• Goal of the exercise:
Return each of the following lines unchanged, leaving out the pictures.
• • • • • • •
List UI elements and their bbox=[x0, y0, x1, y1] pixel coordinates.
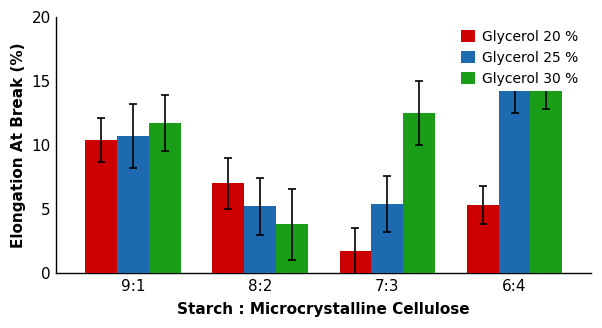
Bar bbox=[213, 183, 244, 273]
Bar bbox=[85, 140, 117, 273]
Legend: Glycerol 20 %, Glycerol 25 %, Glycerol 30 %: Glycerol 20 %, Glycerol 25 %, Glycerol 3… bbox=[456, 24, 584, 91]
Y-axis label: Elongation At Break (%): Elongation At Break (%) bbox=[11, 42, 26, 248]
Bar bbox=[117, 136, 149, 273]
Bar bbox=[244, 206, 276, 273]
X-axis label: Starch : Microcrystalline Cellulose: Starch : Microcrystalline Cellulose bbox=[178, 302, 470, 317]
Bar bbox=[467, 205, 498, 273]
Bar bbox=[403, 113, 435, 273]
Bar bbox=[530, 73, 562, 273]
Bar bbox=[276, 224, 308, 273]
Bar bbox=[340, 251, 371, 273]
Bar bbox=[149, 123, 181, 273]
Bar bbox=[498, 81, 530, 273]
Bar bbox=[371, 204, 403, 273]
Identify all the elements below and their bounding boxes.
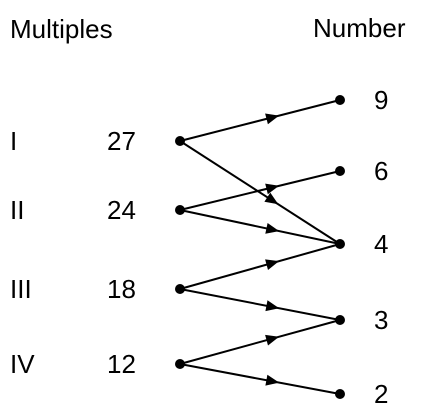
- right-dot-4: [335, 239, 345, 249]
- right-dot-9: [335, 95, 345, 105]
- edge-iv-to-2: [179, 363, 341, 395]
- multiple-value-12: 12: [107, 349, 136, 379]
- arrowhead-ii-to-4: [265, 223, 280, 234]
- arrowhead-iii-to-3: [265, 300, 280, 312]
- arrowhead-ii-to-6: [265, 183, 280, 195]
- multiple-value-27: 27: [107, 126, 136, 156]
- edge-ii-to-4: [179, 209, 341, 245]
- multiple-value-24: 24: [107, 195, 136, 225]
- edge-iv-to-3: [179, 319, 341, 365]
- left-dot-ii: [175, 205, 185, 215]
- edge-i-to-9: [179, 99, 341, 142]
- left-dot-i: [175, 136, 185, 146]
- arrowhead-i-to-4: [264, 192, 279, 205]
- multiple-value-18: 18: [107, 274, 136, 304]
- roman-label-iv: IV: [10, 349, 35, 379]
- arrowheads-layer: [264, 113, 280, 386]
- dots-layer: [175, 95, 345, 399]
- arrowhead-i-to-9: [265, 113, 280, 125]
- arrowhead-iv-to-2: [265, 374, 280, 386]
- left-dot-iii: [175, 284, 185, 294]
- edges-layer: [179, 99, 341, 395]
- left-dot-iv: [175, 359, 185, 369]
- edge-ii-to-6: [179, 170, 341, 211]
- edge-iii-to-4: [179, 243, 341, 290]
- number-label-9: 9: [374, 85, 388, 115]
- edge-i-to-4: [179, 140, 341, 245]
- number-label-2: 2: [374, 379, 388, 408]
- header-number: Number: [313, 13, 406, 43]
- number-label-4: 4: [374, 229, 388, 259]
- arrowhead-iii-to-4: [265, 259, 280, 270]
- arrowhead-iv-to-3: [265, 334, 280, 346]
- right-dot-3: [335, 315, 345, 325]
- number-label-3: 3: [374, 305, 388, 335]
- header-multiples: Multiples: [10, 14, 113, 44]
- roman-label-i: I: [10, 126, 17, 156]
- roman-label-iii: III: [10, 274, 32, 304]
- roman-label-ii: II: [10, 195, 24, 225]
- right-dot-6: [335, 166, 345, 176]
- number-label-6: 6: [374, 156, 388, 186]
- labels-layer: I 27 II 24 III 18 IV 12 9 6 4 3 2: [10, 85, 388, 408]
- right-dot-2: [335, 389, 345, 399]
- edge-iii-to-3: [179, 288, 341, 321]
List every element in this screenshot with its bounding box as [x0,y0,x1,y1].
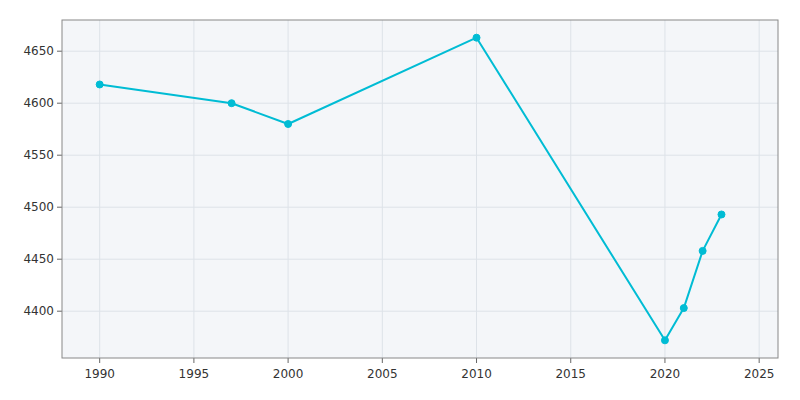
series [96,34,725,344]
y-grid-line [62,311,778,312]
y-tick [57,207,62,208]
x-tick-label: 1995 [179,367,210,381]
y-tick-label: 4450 [23,252,54,266]
x-grid-line [99,20,100,358]
x-grid-line [759,20,760,358]
y-tick-label: 4650 [23,44,54,58]
x-tick [99,358,100,363]
x-tick-label: 2025 [744,367,775,381]
x-tick-label: 2010 [461,367,492,381]
x-tick-label: 2000 [273,367,304,381]
x-tick [664,358,665,363]
y-tick [57,51,62,52]
x-tick [759,358,760,363]
plot-area [62,20,778,358]
y-grid-line [62,103,778,104]
x-grid-line [476,20,477,358]
point [718,211,725,218]
chart-container: 1990 1995 2000 2005 2010 2015 2020 2025 4400 4450… [0,0,800,400]
point [699,247,706,254]
grid [62,20,778,358]
y-grid-line [62,259,778,260]
x-tick [193,358,194,363]
point [228,100,235,107]
y-tick [57,103,62,104]
x-tick-label: 2005 [367,367,398,381]
x-tick [476,358,477,363]
y-tick-label: 4550 [23,148,54,162]
y-grid-line [62,207,778,208]
point [661,337,668,344]
y-grid-line [62,155,778,156]
x-grid-line [193,20,194,358]
point [285,121,292,128]
x-tick-label: 1990 [84,367,115,381]
point [680,305,687,312]
x-grid-line [288,20,289,358]
y-tick-label: 4400 [23,304,54,318]
point [96,81,103,88]
x-tick [288,358,289,363]
x-tick [570,358,571,363]
line [100,38,722,341]
chart: 1990 1995 2000 2005 2010 2015 2020 2025 4400 4450… [0,0,800,400]
y-tick [57,311,62,312]
x-grid-line [382,20,383,358]
x-tick [382,358,383,363]
x-tick-label: 2015 [555,367,586,381]
y-tick-label: 4600 [23,96,54,110]
y-tick [57,259,62,260]
y-tick-label: 4500 [23,200,54,214]
x-grid-line [664,20,665,358]
x-tick-label: 2020 [650,367,681,381]
y-tick [57,155,62,156]
plot-frame [62,20,778,358]
y-grid-line [62,51,778,52]
point [473,34,480,41]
• • • • • • •
• Right answer:
List UI elements and their bbox=[x0, y0, x1, y1] pixel coordinates.
Bar bbox=[213, 183, 244, 273]
Bar bbox=[85, 140, 117, 273]
Legend: Glycerol 20 %, Glycerol 25 %, Glycerol 30 %: Glycerol 20 %, Glycerol 25 %, Glycerol 3… bbox=[456, 24, 584, 91]
Y-axis label: Elongation At Break (%): Elongation At Break (%) bbox=[11, 42, 26, 248]
Bar bbox=[117, 136, 149, 273]
Bar bbox=[244, 206, 276, 273]
X-axis label: Starch : Microcrystalline Cellulose: Starch : Microcrystalline Cellulose bbox=[178, 302, 470, 317]
Bar bbox=[467, 205, 498, 273]
Bar bbox=[403, 113, 435, 273]
Bar bbox=[530, 73, 562, 273]
Bar bbox=[276, 224, 308, 273]
Bar bbox=[340, 251, 371, 273]
Bar bbox=[149, 123, 181, 273]
Bar bbox=[498, 81, 530, 273]
Bar bbox=[371, 204, 403, 273]
Identify all the elements below and their bounding boxes.
- right-dot-4: [335, 239, 345, 249]
- right-dot-9: [335, 95, 345, 105]
- edge-iv-to-2: [179, 363, 341, 395]
- multiple-value-12: 12: [107, 349, 136, 379]
- arrowhead-ii-to-4: [265, 223, 280, 234]
- arrowhead-iii-to-3: [265, 300, 280, 312]
- arrowhead-ii-to-6: [265, 183, 280, 195]
- multiple-value-27: 27: [107, 126, 136, 156]
- edge-ii-to-4: [179, 209, 341, 245]
- multiple-value-24: 24: [107, 195, 136, 225]
- edge-iv-to-3: [179, 319, 341, 365]
- left-dot-ii: [175, 205, 185, 215]
- edge-i-to-9: [179, 99, 341, 142]
- left-dot-i: [175, 136, 185, 146]
- arrowhead-i-to-4: [264, 192, 279, 205]
- multiple-value-18: 18: [107, 274, 136, 304]
- roman-label-iv: IV: [10, 349, 35, 379]
- arrowheads-layer: [264, 113, 280, 386]
- dots-layer: [175, 95, 345, 399]
- arrowhead-i-to-9: [265, 113, 280, 125]
- arrowhead-iv-to-2: [265, 374, 280, 386]
- left-dot-iii: [175, 284, 185, 294]
- edges-layer: [179, 99, 341, 395]
- left-dot-iv: [175, 359, 185, 369]
- edge-ii-to-6: [179, 170, 341, 211]
- edge-iii-to-4: [179, 243, 341, 290]
- number-label-9: 9: [374, 85, 388, 115]
- edge-i-to-4: [179, 140, 341, 245]
- number-label-2: 2: [374, 379, 388, 408]
- header-number: Number: [313, 13, 406, 43]
- number-label-4: 4: [374, 229, 388, 259]
- arrowhead-iii-to-4: [265, 259, 280, 270]
- arrowhead-iv-to-3: [265, 334, 280, 346]
- right-dot-3: [335, 315, 345, 325]
- number-label-3: 3: [374, 305, 388, 335]
- header-multiples: Multiples: [10, 14, 113, 44]
- roman-label-i: I: [10, 126, 17, 156]
- roman-label-iii: III: [10, 274, 32, 304]
- roman-label-ii: II: [10, 195, 24, 225]
- right-dot-6: [335, 166, 345, 176]
- number-label-6: 6: [374, 156, 388, 186]
- labels-layer: I 27 II 24 III 18 IV 12 9 6 4 3 2: [10, 85, 388, 408]
- right-dot-2: [335, 389, 345, 399]
- edge-iii-to-3: [179, 288, 341, 321]
List every element in this screenshot with its bounding box as [x0,y0,x1,y1].
series [96,34,725,344]
y-grid-line [62,311,778,312]
y-tick [57,207,62,208]
x-tick-label: 1995 [179,367,210,381]
y-tick-label: 4450 [23,252,54,266]
x-grid-line [99,20,100,358]
x-grid-line [759,20,760,358]
y-tick-label: 4650 [23,44,54,58]
x-tick [99,358,100,363]
x-tick-label: 2025 [744,367,775,381]
x-tick-label: 2010 [461,367,492,381]
x-tick-label: 2000 [273,367,304,381]
x-tick [664,358,665,363]
y-tick [57,51,62,52]
x-tick [759,358,760,363]
plot-area [62,20,778,358]
y-grid-line [62,103,778,104]
x-grid-line [476,20,477,358]
point [718,211,725,218]
chart-container: 1990 1995 2000 2005 2010 2015 2020 2025 4400 4450… [0,0,800,400]
point [699,247,706,254]
grid [62,20,778,358]
y-grid-line [62,259,778,260]
x-tick [193,358,194,363]
point [228,100,235,107]
y-tick [57,103,62,104]
x-tick-label: 2005 [367,367,398,381]
x-tick [476,358,477,363]
y-tick-label: 4550 [23,148,54,162]
y-grid-line [62,207,778,208]
point [661,337,668,344]
y-grid-line [62,155,778,156]
x-grid-line [193,20,194,358]
point [285,121,292,128]
x-tick-label: 1990 [84,367,115,381]
point [680,305,687,312]
x-grid-line [288,20,289,358]
y-tick-label: 4400 [23,304,54,318]
point [96,81,103,88]
x-tick [288,358,289,363]
x-tick [570,358,571,363]
line [100,38,722,341]
chart: 1990 1995 2000 2005 2010 2015 2020 2025 4400 4450… [0,0,800,400]
y-tick [57,311,62,312]
x-grid-line [382,20,383,358]
x-tick [382,358,383,363]
x-tick-label: 2015 [555,367,586,381]
y-tick-label: 4600 [23,96,54,110]
y-tick [57,259,62,260]
y-tick-label: 4500 [23,200,54,214]
x-grid-line [664,20,665,358]
x-tick-label: 2020 [650,367,681,381]
y-tick [57,155,62,156]
plot-frame [62,20,778,358]
y-grid-line [62,51,778,52]
point [473,34,480,41]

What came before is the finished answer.